WRITTEN INSTRUCTION: Search the data below for the word "title" and copy each line that holds it.

PROVIDED INFORMATION:
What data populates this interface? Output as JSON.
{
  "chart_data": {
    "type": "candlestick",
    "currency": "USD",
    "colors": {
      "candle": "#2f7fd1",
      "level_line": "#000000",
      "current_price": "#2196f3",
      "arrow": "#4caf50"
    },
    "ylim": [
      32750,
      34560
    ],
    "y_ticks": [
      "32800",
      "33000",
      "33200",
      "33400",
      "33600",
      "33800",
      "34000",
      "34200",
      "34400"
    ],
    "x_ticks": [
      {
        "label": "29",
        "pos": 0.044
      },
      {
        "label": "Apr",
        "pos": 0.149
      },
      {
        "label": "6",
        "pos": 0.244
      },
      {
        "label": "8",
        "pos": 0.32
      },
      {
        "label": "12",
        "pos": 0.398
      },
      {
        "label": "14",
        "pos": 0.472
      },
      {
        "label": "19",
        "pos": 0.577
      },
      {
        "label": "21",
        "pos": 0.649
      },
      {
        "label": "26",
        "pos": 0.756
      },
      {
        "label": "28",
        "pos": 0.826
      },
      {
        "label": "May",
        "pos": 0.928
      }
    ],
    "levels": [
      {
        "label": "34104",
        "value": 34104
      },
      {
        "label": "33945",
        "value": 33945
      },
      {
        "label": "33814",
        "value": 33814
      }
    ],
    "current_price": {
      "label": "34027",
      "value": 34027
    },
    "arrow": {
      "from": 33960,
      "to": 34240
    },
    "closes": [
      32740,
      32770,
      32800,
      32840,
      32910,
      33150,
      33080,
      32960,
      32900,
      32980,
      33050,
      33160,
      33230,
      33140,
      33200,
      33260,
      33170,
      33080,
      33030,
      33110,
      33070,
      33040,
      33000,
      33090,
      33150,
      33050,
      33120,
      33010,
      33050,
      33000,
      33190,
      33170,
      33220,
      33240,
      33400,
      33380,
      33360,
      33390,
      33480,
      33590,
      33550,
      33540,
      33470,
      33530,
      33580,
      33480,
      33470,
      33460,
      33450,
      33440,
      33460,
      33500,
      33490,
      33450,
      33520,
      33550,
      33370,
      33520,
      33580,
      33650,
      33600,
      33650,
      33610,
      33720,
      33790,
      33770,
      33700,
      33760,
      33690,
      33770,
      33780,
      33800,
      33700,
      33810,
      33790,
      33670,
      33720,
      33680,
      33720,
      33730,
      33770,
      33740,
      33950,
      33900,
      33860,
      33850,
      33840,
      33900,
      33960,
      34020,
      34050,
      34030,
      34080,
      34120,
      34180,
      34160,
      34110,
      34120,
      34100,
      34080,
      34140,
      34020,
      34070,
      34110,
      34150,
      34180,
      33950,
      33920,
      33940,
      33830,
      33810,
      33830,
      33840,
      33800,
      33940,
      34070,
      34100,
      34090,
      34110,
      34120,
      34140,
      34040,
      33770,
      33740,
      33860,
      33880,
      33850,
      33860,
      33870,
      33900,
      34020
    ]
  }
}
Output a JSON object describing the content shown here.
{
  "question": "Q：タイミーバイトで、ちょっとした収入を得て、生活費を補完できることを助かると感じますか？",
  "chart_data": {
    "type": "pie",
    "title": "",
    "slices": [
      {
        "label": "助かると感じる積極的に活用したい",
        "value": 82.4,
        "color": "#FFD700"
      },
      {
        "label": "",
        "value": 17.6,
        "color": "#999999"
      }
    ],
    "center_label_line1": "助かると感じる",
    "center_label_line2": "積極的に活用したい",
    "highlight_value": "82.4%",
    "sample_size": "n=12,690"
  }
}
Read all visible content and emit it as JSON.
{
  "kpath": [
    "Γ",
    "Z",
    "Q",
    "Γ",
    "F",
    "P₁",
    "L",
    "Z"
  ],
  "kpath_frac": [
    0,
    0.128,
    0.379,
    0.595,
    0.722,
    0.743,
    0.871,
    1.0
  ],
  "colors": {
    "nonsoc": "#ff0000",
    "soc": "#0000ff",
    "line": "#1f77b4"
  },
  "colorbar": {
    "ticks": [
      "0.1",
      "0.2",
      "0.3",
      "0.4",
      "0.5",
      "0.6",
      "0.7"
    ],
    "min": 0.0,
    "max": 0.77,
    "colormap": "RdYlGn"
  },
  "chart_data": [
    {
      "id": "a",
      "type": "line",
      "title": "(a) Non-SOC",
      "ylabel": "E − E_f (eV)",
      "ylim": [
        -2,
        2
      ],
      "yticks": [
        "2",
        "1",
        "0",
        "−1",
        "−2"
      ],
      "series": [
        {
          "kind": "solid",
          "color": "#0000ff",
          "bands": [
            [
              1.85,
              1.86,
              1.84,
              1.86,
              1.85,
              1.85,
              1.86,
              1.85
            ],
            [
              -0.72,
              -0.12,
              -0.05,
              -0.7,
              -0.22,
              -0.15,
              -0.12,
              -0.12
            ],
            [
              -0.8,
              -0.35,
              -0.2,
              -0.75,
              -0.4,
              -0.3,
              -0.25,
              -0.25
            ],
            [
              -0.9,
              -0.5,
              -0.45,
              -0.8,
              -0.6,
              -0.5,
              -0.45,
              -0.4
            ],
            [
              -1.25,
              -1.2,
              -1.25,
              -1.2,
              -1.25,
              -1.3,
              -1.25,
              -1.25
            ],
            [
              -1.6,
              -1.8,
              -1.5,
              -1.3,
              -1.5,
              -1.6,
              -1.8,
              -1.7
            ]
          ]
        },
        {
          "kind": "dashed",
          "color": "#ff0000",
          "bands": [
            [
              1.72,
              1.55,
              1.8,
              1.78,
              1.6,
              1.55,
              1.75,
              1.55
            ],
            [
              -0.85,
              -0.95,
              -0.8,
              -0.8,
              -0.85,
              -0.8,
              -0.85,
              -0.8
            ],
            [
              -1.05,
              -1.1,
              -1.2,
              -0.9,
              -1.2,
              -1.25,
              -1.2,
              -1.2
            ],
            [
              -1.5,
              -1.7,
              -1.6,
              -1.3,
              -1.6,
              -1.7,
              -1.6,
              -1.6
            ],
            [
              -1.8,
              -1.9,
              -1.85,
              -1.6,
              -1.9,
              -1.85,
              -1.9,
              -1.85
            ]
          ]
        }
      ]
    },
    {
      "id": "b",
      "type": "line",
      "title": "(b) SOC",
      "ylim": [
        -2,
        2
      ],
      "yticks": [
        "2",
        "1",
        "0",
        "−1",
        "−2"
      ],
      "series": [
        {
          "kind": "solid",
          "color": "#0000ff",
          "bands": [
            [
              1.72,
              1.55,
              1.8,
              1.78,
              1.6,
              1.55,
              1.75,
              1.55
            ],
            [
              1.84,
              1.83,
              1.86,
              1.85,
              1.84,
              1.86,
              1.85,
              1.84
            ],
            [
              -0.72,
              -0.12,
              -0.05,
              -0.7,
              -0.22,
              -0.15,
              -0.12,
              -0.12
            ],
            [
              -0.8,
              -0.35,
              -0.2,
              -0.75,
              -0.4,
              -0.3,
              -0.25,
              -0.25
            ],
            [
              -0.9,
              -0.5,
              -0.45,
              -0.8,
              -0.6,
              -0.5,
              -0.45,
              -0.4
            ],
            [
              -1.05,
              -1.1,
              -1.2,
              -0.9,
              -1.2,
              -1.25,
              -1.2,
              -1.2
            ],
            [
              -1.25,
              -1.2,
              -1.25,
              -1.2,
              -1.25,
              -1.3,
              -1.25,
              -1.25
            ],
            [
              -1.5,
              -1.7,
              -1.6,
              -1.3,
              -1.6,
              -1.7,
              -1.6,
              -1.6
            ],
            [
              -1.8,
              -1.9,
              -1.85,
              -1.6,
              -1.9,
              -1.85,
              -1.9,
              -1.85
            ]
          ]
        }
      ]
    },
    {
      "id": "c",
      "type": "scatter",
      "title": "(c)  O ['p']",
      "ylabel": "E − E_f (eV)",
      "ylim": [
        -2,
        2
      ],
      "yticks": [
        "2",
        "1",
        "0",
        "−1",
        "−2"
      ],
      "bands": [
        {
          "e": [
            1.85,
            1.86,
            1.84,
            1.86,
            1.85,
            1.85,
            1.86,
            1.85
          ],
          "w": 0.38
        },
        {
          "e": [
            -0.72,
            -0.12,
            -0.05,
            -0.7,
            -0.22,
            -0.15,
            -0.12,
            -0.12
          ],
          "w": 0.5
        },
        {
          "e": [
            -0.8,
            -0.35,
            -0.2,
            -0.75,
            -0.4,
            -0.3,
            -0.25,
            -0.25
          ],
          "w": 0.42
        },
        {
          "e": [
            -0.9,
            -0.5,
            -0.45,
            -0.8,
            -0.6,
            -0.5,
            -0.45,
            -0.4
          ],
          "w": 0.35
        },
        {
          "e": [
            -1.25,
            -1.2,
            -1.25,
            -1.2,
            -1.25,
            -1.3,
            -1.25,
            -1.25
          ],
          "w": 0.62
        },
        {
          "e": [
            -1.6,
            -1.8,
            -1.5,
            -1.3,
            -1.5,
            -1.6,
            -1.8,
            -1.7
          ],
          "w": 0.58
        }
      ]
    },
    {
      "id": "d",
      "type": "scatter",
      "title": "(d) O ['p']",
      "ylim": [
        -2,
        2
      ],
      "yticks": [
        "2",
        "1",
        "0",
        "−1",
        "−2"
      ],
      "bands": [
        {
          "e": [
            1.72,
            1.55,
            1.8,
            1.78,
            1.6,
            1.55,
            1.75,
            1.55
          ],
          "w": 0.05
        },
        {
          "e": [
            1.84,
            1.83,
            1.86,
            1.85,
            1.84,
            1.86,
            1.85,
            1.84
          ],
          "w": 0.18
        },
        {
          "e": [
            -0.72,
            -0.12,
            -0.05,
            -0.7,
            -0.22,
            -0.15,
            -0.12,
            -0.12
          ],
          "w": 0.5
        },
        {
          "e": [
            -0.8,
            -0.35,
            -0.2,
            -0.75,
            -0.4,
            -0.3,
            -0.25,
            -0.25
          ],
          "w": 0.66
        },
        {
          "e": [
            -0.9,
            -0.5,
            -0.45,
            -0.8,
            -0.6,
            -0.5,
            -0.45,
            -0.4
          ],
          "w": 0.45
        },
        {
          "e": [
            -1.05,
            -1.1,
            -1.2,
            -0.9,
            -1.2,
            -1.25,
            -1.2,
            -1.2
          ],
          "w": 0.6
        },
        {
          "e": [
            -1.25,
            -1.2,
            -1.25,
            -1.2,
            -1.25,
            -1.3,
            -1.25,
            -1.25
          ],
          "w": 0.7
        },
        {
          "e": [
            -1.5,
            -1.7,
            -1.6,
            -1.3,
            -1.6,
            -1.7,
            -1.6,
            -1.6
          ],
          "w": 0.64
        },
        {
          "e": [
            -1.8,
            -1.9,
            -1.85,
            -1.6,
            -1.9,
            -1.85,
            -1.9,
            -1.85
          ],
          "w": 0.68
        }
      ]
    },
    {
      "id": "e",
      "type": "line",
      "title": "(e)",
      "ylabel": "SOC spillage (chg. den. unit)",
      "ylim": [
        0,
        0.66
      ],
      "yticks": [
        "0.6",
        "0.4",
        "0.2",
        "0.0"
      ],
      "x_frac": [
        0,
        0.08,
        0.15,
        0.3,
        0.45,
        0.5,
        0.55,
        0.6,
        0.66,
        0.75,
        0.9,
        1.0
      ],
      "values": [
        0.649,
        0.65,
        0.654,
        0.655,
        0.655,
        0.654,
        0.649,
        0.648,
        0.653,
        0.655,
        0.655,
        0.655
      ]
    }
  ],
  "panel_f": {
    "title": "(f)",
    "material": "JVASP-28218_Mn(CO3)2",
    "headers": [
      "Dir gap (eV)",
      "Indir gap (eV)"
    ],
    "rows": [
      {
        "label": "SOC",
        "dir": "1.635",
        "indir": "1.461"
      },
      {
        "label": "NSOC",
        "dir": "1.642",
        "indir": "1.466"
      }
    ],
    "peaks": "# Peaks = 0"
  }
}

WRITTEN REPLY:
    "title": "",
      "title": "(a) Non-SOC",
      "title": "(b) SOC",
      "title": "(c)  O ['p']",
      "title": "(d) O ['p']",
      "title": "(e)",
    "title": "(f)",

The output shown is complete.